Tudo isto com quatro classificativas já realizadas, o suficiente para algumas alterações na frente, como os furos sofridos por José Pedro Fontes, o acidente de Hugo Lopes no shakedown, destruindo o seu Hyundai i20 Rally2 oficial, mas sem sofrer ferimentos, e os acidentes de Gonçalo Henriques, na segunda especial, e de Armindo Araújo, na terceira especial, onde preso na valeta, acabou ppr abandonar.
O rali começou com a primeira passagem por Chaves, onde Armindo Araújo foi o melhor no seu Skoda Fabia Rally2, 0,5 segundos sobre Pedro Almeida, 1,3 sobre Rafael Rêgo e 1,5 sobre Ruben Rodrigues. José Pedro Fontes era quinto, mas já a uns "distantes" 4,5 segundos.

* * *

Tarefas a fazer:
1/ Escreve os nomes de todas as pessoas que aparecem no texto sobre o rali.
2/ Responde a estas perguntas sobre o texto do rali:
(a) Quantas classificativas já tinham sido feitas?
(b) Que carro destruiu Hugo Lopes no shakedown?
(c) Por quantos segundos ficou Armindo Araújo à frente de Pedro Almeida na primeira passagem por Chaves?
3/ Copia do texto sobre o rali a parte que abre com as palavras "Tudo isto com" e fecha com "acabou ppr abandonar.".
Responde só com base no texto sobre o rali.

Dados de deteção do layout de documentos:
* * *

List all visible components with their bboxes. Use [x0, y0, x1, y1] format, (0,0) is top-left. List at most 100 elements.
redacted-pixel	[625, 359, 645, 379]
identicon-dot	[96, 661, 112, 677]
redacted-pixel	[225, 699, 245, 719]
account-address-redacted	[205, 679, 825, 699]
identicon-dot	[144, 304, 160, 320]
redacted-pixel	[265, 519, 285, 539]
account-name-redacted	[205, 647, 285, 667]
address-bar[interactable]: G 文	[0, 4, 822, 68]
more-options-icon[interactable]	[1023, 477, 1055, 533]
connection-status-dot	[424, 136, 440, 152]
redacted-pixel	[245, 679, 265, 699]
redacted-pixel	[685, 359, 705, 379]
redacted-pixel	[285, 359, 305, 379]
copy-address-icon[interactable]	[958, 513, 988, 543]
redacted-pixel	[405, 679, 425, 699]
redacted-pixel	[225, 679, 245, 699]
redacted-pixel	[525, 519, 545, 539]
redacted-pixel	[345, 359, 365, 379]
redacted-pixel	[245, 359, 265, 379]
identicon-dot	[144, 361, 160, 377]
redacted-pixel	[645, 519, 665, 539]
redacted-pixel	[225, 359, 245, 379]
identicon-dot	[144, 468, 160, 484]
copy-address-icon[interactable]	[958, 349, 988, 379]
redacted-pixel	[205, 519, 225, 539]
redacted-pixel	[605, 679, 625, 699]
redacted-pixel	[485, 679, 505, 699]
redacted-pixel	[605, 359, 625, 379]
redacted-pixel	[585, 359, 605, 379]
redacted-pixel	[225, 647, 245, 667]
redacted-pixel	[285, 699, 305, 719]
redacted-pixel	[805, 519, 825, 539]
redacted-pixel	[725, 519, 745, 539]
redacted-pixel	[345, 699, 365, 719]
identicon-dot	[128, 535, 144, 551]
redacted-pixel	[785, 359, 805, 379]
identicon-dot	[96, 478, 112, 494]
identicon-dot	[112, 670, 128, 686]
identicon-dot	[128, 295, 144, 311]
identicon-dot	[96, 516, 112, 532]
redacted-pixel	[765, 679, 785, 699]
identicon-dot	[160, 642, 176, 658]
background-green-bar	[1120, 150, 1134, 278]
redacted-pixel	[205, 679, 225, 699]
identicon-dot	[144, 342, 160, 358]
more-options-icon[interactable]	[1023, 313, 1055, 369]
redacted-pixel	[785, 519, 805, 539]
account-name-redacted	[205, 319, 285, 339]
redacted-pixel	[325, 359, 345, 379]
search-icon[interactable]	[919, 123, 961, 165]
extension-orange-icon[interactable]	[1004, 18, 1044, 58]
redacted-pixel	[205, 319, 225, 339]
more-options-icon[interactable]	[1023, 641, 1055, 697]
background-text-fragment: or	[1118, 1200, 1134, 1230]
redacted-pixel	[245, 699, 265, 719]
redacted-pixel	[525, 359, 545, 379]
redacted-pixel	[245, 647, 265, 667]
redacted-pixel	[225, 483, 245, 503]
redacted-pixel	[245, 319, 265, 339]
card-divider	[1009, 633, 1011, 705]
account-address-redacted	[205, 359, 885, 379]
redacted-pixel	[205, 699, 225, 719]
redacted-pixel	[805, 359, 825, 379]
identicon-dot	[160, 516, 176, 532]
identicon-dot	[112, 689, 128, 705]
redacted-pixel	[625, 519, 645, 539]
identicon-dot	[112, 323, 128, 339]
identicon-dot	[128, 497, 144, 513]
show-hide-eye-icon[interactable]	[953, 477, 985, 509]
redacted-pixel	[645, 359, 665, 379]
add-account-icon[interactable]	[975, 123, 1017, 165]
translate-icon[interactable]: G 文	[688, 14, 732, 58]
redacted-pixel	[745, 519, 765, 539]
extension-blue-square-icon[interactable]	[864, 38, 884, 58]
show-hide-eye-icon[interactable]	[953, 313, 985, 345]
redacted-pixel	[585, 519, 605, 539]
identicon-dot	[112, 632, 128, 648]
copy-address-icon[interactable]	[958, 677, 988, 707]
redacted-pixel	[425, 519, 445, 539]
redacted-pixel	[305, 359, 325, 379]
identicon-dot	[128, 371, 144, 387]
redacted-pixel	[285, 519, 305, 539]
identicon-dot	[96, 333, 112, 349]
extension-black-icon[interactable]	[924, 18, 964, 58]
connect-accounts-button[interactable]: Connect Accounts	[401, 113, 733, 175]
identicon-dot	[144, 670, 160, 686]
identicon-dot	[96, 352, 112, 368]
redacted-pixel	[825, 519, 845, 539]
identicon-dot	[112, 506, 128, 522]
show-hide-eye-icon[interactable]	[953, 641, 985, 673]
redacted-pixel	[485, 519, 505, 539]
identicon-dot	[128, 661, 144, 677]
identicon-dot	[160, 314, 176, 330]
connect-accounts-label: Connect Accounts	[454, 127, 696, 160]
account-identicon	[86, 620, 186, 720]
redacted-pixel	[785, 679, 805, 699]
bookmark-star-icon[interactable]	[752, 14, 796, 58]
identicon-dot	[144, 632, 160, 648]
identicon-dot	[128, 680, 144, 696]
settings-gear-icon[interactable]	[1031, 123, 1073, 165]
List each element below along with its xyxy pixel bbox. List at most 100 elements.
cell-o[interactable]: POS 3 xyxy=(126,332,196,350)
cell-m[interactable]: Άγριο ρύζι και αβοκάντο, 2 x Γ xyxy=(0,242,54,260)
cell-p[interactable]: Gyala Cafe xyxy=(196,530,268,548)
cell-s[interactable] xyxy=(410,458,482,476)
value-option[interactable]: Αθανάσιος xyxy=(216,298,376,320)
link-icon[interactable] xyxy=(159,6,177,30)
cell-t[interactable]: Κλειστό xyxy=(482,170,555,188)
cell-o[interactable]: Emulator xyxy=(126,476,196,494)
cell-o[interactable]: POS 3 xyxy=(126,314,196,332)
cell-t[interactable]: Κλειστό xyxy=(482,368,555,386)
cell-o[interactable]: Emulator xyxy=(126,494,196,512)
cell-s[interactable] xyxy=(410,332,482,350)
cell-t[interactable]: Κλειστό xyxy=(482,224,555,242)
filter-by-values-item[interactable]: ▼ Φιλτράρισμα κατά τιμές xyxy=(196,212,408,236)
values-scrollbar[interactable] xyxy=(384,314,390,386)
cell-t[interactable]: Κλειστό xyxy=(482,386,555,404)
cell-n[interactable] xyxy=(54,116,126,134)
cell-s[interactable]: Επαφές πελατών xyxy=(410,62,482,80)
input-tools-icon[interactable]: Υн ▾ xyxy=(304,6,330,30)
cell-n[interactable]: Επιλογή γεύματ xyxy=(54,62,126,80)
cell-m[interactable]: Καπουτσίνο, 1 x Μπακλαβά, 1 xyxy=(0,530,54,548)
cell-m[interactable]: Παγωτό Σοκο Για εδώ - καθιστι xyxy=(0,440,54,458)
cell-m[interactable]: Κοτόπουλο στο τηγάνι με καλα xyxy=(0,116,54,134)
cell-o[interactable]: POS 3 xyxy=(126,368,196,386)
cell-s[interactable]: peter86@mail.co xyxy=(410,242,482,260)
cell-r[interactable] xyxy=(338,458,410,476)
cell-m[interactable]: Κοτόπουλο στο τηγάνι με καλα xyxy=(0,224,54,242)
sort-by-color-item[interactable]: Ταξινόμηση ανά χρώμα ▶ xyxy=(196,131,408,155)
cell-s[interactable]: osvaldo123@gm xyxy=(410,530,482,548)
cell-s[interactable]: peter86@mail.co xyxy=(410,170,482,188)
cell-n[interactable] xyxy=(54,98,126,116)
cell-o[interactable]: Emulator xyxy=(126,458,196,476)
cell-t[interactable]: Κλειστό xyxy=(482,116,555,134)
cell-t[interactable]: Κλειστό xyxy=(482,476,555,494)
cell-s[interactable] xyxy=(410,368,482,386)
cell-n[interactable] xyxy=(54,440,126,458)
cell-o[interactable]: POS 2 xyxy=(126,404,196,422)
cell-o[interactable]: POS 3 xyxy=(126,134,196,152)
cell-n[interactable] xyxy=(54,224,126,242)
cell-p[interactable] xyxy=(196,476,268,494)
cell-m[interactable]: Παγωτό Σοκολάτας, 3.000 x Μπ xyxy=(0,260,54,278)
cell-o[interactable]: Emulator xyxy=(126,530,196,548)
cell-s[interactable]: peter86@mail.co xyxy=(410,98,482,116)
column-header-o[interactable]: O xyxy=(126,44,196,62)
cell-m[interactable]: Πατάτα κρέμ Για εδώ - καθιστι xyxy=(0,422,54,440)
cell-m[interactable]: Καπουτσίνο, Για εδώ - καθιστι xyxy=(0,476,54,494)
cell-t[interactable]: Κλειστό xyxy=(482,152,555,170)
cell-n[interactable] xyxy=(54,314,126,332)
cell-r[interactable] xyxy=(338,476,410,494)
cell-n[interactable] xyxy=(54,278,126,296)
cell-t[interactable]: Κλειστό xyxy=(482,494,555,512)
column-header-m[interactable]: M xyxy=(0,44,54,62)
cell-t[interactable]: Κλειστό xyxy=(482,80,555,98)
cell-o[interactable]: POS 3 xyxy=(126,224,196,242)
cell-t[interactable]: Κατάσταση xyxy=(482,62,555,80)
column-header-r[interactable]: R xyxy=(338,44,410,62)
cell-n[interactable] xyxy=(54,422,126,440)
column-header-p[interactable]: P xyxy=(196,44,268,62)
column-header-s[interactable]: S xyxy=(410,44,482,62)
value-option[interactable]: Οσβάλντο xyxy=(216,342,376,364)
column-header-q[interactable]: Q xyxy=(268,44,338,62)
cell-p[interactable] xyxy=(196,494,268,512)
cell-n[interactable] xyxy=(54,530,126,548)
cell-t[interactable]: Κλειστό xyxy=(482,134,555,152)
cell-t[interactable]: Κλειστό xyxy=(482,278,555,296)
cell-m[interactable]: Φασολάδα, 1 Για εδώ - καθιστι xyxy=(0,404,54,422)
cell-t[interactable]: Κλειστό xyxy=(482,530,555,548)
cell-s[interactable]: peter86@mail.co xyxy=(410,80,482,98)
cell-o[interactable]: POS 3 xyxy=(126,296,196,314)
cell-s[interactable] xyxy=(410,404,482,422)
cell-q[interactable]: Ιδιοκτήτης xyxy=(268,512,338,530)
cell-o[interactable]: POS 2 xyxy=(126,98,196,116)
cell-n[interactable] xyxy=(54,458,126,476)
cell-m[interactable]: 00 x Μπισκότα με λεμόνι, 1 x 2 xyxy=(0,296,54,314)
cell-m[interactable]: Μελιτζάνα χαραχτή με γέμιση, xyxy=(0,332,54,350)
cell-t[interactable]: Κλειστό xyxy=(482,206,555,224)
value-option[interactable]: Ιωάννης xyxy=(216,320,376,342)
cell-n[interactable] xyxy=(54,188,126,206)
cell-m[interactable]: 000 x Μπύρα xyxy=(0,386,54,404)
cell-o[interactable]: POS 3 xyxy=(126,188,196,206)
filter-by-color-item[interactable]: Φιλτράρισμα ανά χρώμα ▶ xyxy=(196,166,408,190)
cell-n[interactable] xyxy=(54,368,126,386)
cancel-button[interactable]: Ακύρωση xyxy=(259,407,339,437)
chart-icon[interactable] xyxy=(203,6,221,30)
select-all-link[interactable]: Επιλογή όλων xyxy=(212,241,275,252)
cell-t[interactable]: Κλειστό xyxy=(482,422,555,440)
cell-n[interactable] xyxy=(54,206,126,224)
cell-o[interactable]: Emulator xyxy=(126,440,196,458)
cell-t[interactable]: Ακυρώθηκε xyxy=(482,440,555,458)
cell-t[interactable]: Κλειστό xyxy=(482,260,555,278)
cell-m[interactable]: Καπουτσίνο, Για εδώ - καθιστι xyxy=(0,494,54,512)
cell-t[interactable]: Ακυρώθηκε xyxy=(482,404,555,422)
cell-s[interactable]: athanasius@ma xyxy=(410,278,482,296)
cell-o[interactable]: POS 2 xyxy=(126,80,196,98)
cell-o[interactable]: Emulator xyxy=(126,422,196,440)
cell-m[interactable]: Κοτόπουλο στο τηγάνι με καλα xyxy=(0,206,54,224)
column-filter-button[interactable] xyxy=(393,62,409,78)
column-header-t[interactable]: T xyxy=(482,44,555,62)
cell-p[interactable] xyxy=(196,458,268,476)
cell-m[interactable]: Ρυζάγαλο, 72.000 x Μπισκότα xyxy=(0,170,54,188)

* * *

Respostas por tarefa:
1/ José Pedro Fontes, Hugo Lopes, Gonçalo Henriques, Armindo Araújo, Pedro Almeida, Rafael Rêgo, Ruben Rodrigues

2/
(a) Quatro.
(b) O seu Hyundai i20 Rally2 oficial.
(c) 0,5 segundos.

3/
Tudo isto com quatro classificativas já realizadas, o suficiente para algumas alterações na frente, como os furos sofridos por José Pedro Fontes, o acidente de Hugo Lopes no shakedown, destruindo o seu Hyundai i20 Rally2 oficial, mas sem sofrer ferimentos, e os acidentes de Gonçalo Henriques, na segunda especial, e de Armindo Araújo, na terceira especial, onde preso na valeta, acabou ppr abandonar.